Stored entries:
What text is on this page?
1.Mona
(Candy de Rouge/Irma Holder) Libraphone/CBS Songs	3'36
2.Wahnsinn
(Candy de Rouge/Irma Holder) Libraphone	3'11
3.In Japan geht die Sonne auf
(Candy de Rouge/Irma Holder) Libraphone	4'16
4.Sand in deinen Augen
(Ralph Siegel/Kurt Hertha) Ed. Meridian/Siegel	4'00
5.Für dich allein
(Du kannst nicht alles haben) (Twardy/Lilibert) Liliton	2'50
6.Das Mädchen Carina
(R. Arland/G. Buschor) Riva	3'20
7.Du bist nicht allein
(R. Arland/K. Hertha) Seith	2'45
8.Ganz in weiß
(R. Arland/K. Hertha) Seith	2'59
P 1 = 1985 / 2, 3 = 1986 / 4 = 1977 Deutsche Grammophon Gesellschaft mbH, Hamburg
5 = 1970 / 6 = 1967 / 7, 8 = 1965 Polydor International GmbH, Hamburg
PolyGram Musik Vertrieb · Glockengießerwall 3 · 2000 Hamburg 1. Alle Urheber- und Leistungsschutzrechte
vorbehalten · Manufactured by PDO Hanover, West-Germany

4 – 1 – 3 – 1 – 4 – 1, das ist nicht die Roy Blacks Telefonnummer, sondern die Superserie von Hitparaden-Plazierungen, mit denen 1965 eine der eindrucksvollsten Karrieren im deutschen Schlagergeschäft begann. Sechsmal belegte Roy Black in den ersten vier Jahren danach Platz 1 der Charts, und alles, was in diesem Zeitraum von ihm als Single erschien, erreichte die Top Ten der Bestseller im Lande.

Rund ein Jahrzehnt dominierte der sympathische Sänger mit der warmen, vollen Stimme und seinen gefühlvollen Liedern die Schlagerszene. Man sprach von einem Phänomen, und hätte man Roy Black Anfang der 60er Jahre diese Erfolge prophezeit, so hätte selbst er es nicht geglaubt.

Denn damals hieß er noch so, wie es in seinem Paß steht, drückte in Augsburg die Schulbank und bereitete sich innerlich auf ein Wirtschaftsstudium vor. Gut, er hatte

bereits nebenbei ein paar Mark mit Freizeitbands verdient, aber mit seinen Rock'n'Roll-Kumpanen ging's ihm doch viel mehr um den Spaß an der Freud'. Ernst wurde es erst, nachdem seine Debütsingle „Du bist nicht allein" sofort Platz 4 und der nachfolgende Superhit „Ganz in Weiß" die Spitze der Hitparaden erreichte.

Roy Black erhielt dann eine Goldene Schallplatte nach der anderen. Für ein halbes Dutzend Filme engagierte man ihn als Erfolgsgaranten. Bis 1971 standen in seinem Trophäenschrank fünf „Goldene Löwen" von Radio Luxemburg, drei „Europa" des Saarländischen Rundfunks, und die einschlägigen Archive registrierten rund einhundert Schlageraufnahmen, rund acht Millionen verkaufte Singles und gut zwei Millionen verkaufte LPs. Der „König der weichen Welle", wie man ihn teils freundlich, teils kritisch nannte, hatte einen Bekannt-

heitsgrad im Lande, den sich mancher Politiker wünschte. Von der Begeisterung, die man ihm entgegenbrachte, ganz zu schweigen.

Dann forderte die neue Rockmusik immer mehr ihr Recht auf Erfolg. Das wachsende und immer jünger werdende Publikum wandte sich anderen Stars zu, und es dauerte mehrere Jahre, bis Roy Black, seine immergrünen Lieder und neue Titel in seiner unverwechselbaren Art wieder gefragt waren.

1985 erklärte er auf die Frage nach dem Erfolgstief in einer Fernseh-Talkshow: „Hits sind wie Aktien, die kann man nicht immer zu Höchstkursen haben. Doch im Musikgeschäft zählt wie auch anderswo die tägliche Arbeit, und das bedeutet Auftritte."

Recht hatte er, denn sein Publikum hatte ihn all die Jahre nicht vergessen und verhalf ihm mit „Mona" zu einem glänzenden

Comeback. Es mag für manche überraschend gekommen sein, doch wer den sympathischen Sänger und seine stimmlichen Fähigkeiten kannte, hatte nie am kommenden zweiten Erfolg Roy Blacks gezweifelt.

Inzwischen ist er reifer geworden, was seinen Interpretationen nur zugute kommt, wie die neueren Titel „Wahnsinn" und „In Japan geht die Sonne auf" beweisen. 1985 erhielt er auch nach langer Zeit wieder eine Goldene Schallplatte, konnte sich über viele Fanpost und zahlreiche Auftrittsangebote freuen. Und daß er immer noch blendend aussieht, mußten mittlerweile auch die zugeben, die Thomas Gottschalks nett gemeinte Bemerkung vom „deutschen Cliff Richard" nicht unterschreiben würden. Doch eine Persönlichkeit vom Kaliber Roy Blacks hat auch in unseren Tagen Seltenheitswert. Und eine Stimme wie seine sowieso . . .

= STATED PROBLEM =
Return each line of the data exactly as written above.

= SOLUTION FOR THIS TASK =
What text is on this page?
1.Mona
(Candy de Rouge/Irma Holder) Libraphone/CBS Songs	3'36
2.Wahnsinn
(Candy de Rouge/Irma Holder) Libraphone	3'11
3.In Japan geht die Sonne auf
(Candy de Rouge/Irma Holder) Libraphone	4'16
4.Sand in deinen Augen
(Ralph Siegel/Kurt Hertha) Ed. Meridian/Siegel	4'00
5.Für dich allein
(Du kannst nicht alles haben) (Twardy/Lilibert) Liliton	2'50
6.Das Mädchen Carina
(R. Arland/G. Buschor) Riva	3'20
7.Du bist nicht allein
(R. Arland/K. Hertha) Seith	2'45
8.Ganz in weiß
(R. Arland/K. Hertha) Seith	2'59
P 1 = 1985 / 2, 3 = 1986 / 4 = 1977 Deutsche Grammophon Gesellschaft mbH, Hamburg
5 = 1970 / 6 = 1967 / 7, 8 = 1965 Polydor International GmbH, Hamburg
PolyGram Musik Vertrieb · Glockengießerwall 3 · 2000 Hamburg 1. Alle Urheber- und Leistungsschutzrechte
vorbehalten · Manufactured by PDO Hanover, West-Germany

4 – 1 – 3 – 1 – 4 – 1, das ist nicht die Roy Blacks Telefonnummer, sondern die Superserie von Hitparaden-Plazierungen, mit denen 1965 eine der eindrucksvollsten Karrieren im deutschen Schlagergeschäft begann. Sechsmal belegte Roy Black in den ersten vier Jahren danach Platz 1 der Charts, und alles, was in diesem Zeitraum von ihm als Single erschien, erreichte die Top Ten der Bestseller im Lande.

Rund ein Jahrzehnt dominierte der sympathische Sänger mit der warmen, vollen Stimme und seinen gefühlvollen Liedern die Schlagerszene. Man sprach von einem Phänomen, und hätte man Roy Black Anfang der 60er Jahre diese Erfolge prophezeit, so hätte selbst er es nicht geglaubt.

Denn damals hieß er noch so, wie es in seinem Paß steht, drückte in Augsburg die Schulbank und bereitete sich innerlich auf ein Wirtschaftsstudium vor. Gut, er hatte

bereits nebenbei ein paar Mark mit Freizeitbands verdient, aber mit seinen Rock'n'Roll-Kumpanen ging's ihm doch viel mehr um den Spaß an der Freud'. Ernst wurde es erst, nachdem seine Debütsingle „Du bist nicht allein" sofort Platz 4 und der nachfolgende Superhit „Ganz in Weiß" die Spitze der Hitparaden erreichte.

Roy Black erhielt dann eine Goldene Schallplatte nach der anderen. Für ein halbes Dutzend Filme engagierte man ihn als Erfolgsgaranten. Bis 1971 standen in seinem Trophäenschrank fünf „Goldene Löwen" von Radio Luxemburg, drei „Europa" des Saarländischen Rundfunks, und die einschlägigen Archive registrierten rund einhundert Schlageraufnahmen, rund acht Millionen verkaufte Singles und gut zwei Millionen verkaufte LPs. Der „König der weichen Welle", wie man ihn teils freundlich, teils kritisch nannte, hatte einen Bekannt-

heitsgrad im Lande, den sich mancher Politiker wünschte. Von der Begeisterung, die man ihm entgegenbrachte, ganz zu schweigen.

Dann forderte die neue Rockmusik immer mehr ihr Recht auf Erfolg. Das wachsende und immer jünger werdende Publikum wandte sich anderen Stars zu, und es dauerte mehrere Jahre, bis Roy Black, seine immergrünen Lieder und neue Titel in seiner unverwechselbaren Art wieder gefragt waren.

1985 erklärte er auf die Frage nach dem Erfolgstief in einer Fernseh-Talkshow: „Hits sind wie Aktien, die kann man nicht immer zu Höchstkursen haben. Doch im Musikgeschäft zählt wie auch anderswo die tägliche Arbeit, und das bedeutet Auftritte."

Recht hatte er, denn sein Publikum hatte ihn all die Jahre nicht vergessen und verhalf ihm mit „Mona" zu einem glänzenden

Comeback. Es mag für manche überraschend gekommen sein, doch wer den sympathischen Sänger und seine stimmlichen Fähigkeiten kannte, hatte nie am kommenden zweiten Erfolg Roy Blacks gezweifelt.

Inzwischen ist er reifer geworden, was seinen Interpretationen nur zugute kommt, wie die neueren Titel „Wahnsinn" und „In Japan geht die Sonne auf" beweisen. 1985 erhielt er auch nach langer Zeit wieder eine Goldene Schallplatte, konnte sich über viele Fanpost und zahlreiche Auftrittsangebote freuen. Und daß er immer noch blendend aussieht, mußten mittlerweile auch die zugeben, die Thomas Gottschalks nett gemeinte Bemerkung vom „deutschen Cliff Richard" nicht unterschreiben würden. Doch eine Persönlichkeit vom Kaliber Roy Blacks hat auch in unseren Tagen Seltenheitswert. Und eine Stimme wie seine sowieso . . .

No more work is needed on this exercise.